◆ EXERCISE OBJECTIVE ◆
Both ends included, set down the lines from the line containing "What's the underlying" through the last line of the records below, without pictures.

◆ Stored data ◆
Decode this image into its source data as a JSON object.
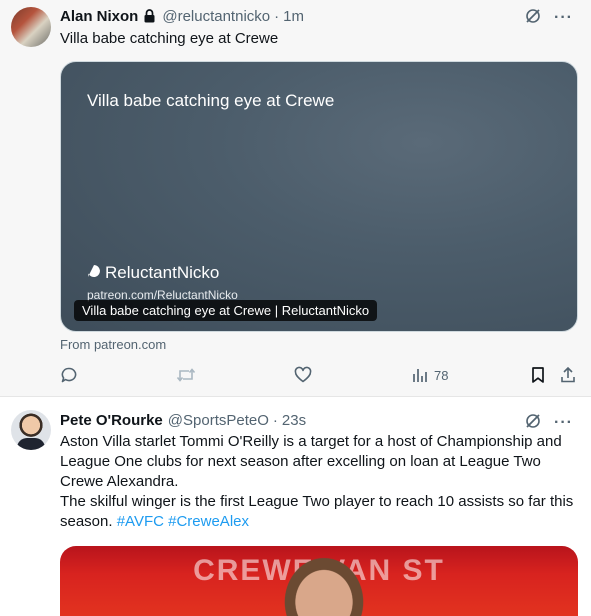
{
  "tweets": [
    {
      "author": "Alan Nixon",
      "handle": "@reluctantnicko",
      "separator": "·",
      "time": "1m",
      "text": "Villa babe catching eye at Crewe",
      "card": {
        "title": "Villa babe catching eye at Crewe",
        "brand": "ReluctantNicko",
        "url": "patreon.com/ReluctantNicko",
        "caption": "Villa babe catching eye at Crewe | ReluctantNicko"
      },
      "source": "From patreon.com",
      "views": "78"
    },
    {
      "author": "Pete O'Rourke",
      "handle": "@SportsPeteO",
      "separator": "·",
      "time": "23s",
      "text_p1": "Aston Villa starlet Tommi O'Reilly is a target for a host of Championship and League One clubs for next season after excelling on loan at League Two Crewe Alexandra.",
      "text_p2": "The skilful winger is the first League Two player to reach 10 assists so far this season.",
      "hashtags": [
        "#AVFC",
        "#CreweAlex"
      ],
      "media_banner": "CREWE VAN ST"
    }
  ],
  "icons": {
    "lock": "lock-icon",
    "grok": "grok-icon",
    "more": "more-icon",
    "reply": "reply-icon",
    "retweet": "retweet-icon",
    "like": "like-icon",
    "views": "views-icon",
    "bookmark": "bookmark-icon",
    "share": "share-icon"
  },
  "colors": {
    "text": "#0f1419",
    "muted": "#536471",
    "link": "#1d9bf0",
    "card_bg": "#4c5d6b"
  }
}
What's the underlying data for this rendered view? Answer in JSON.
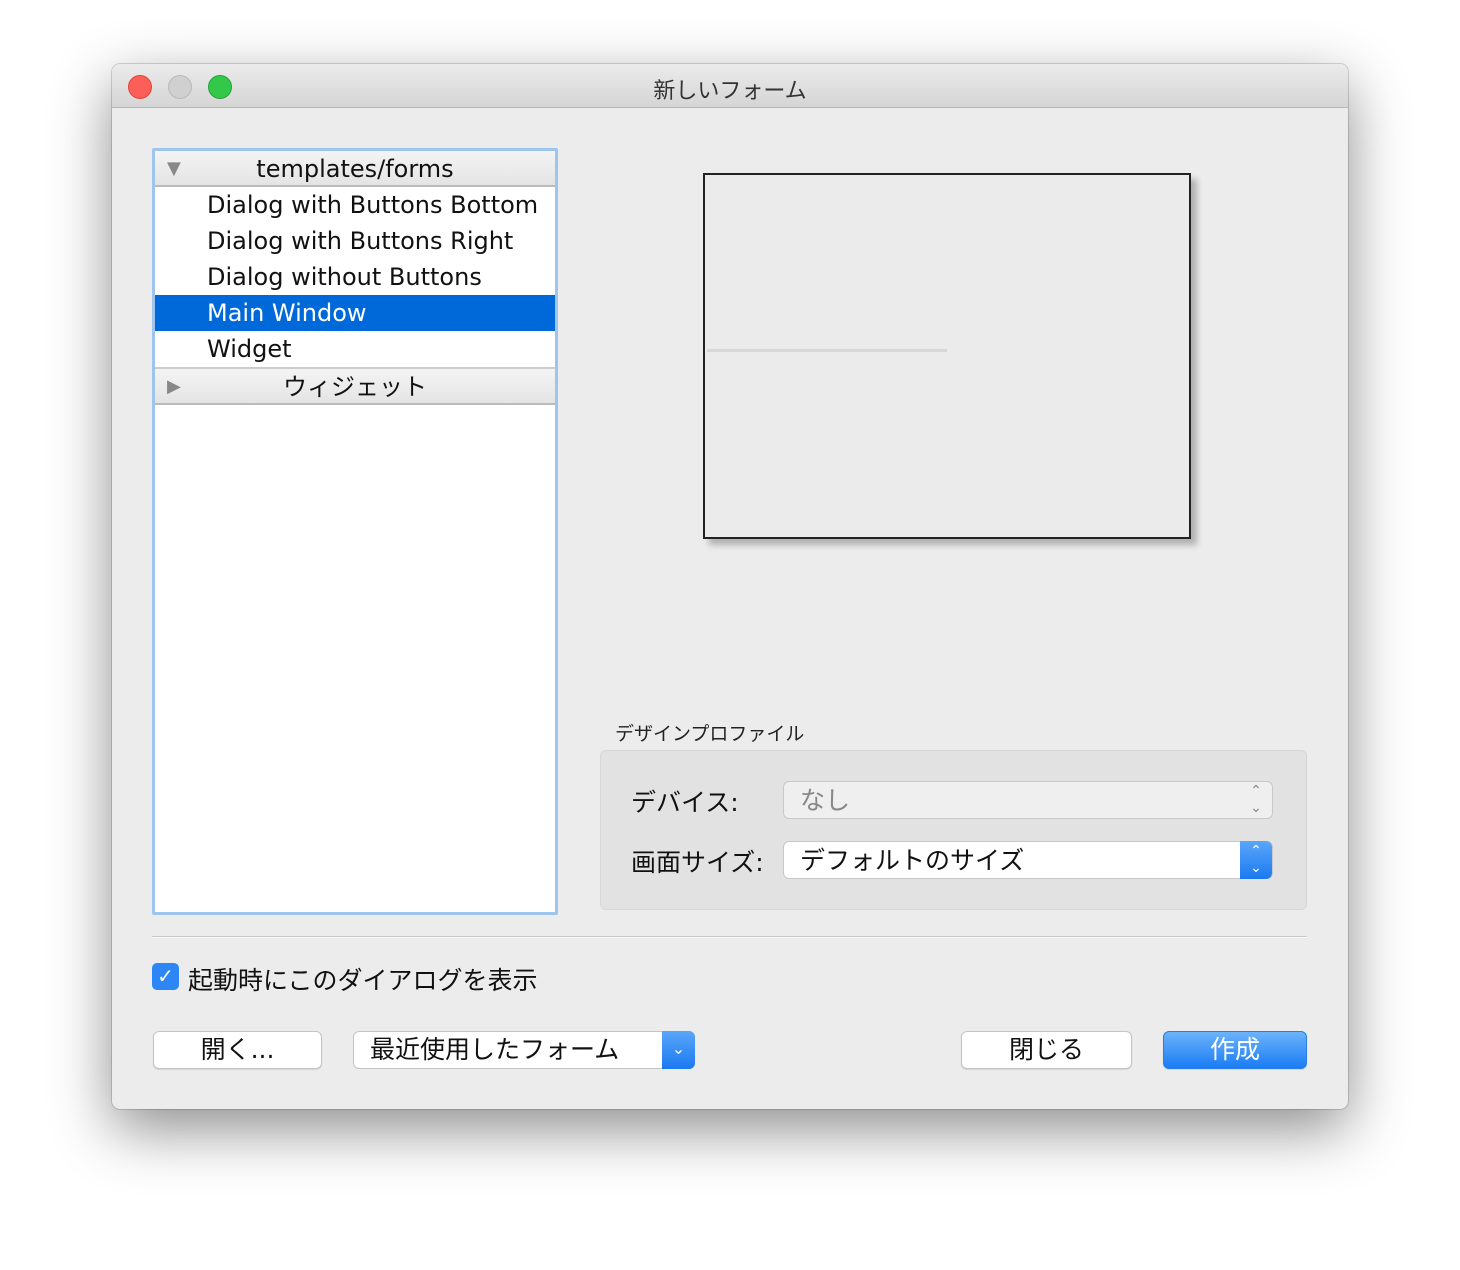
{
  "window": {
    "title": "新しいフォーム"
  },
  "tree": {
    "groups": [
      {
        "label": "templates/forms",
        "expanded": true
      },
      {
        "label": "ウィジェット",
        "expanded": false
      }
    ],
    "items": [
      "Dialog with Buttons Bottom",
      "Dialog with Buttons Right",
      "Dialog without Buttons",
      "Main Window",
      "Widget"
    ],
    "selected": "Main Window"
  },
  "profile": {
    "title": "デザインプロファイル",
    "device_label": "デバイス:",
    "device_value": "なし",
    "screen_label": "画面サイズ:",
    "screen_value": "デフォルトのサイズ"
  },
  "show_on_startup": {
    "label": "起動時にこのダイアログを表示",
    "checked": true
  },
  "buttons": {
    "open": "開く...",
    "recent": "最近使用したフォーム",
    "close": "閉じる",
    "create": "作成"
  },
  "colors": {
    "accent": "#0069d9",
    "primary_button": "#1a7cf5"
  }
}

◆ COMPLETED EXERCISE ◆
What's the underlying data for this rendered view? Answer in JSON.
{
  "window": {
    "title": "新しいフォーム"
  },
  "tree": {
    "groups": [
      {
        "label": "templates/forms",
        "expanded": true
      },
      {
        "label": "ウィジェット",
        "expanded": false
      }
    ],
    "items": [
      "Dialog with Buttons Bottom",
      "Dialog with Buttons Right",
      "Dialog without Buttons",
      "Main Window",
      "Widget"
    ],
    "selected": "Main Window"
  },
  "profile": {
    "title": "デザインプロファイル",
    "device_label": "デバイス:",
    "device_value": "なし",
    "screen_label": "画面サイズ:",
    "screen_value": "デフォルトのサイズ"
  },
  "show_on_startup": {
    "label": "起動時にこのダイアログを表示",
    "checked": true
  },
  "buttons": {
    "open": "開く...",
    "recent": "最近使用したフォーム",
    "close": "閉じる",
    "create": "作成"
  },
  "colors": {
    "accent": "#0069d9",
    "primary_button": "#1a7cf5"
  }
}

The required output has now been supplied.